> **Exercise goal**
Find each line containing the string "label" and return it.

> **Data supplied**
## begin
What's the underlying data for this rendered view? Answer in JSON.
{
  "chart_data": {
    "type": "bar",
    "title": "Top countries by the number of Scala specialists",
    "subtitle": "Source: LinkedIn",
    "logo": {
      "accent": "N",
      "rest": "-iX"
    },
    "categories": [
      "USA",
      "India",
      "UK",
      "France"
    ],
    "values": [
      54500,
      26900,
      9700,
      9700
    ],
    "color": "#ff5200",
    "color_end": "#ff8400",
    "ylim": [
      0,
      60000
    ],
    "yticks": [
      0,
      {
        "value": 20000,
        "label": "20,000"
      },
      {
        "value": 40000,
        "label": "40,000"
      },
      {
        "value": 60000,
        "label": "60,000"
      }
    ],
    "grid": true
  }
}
## end
> **Reply**
        "label": "20,000"
        "label": "40,000"
        "label": "60,000"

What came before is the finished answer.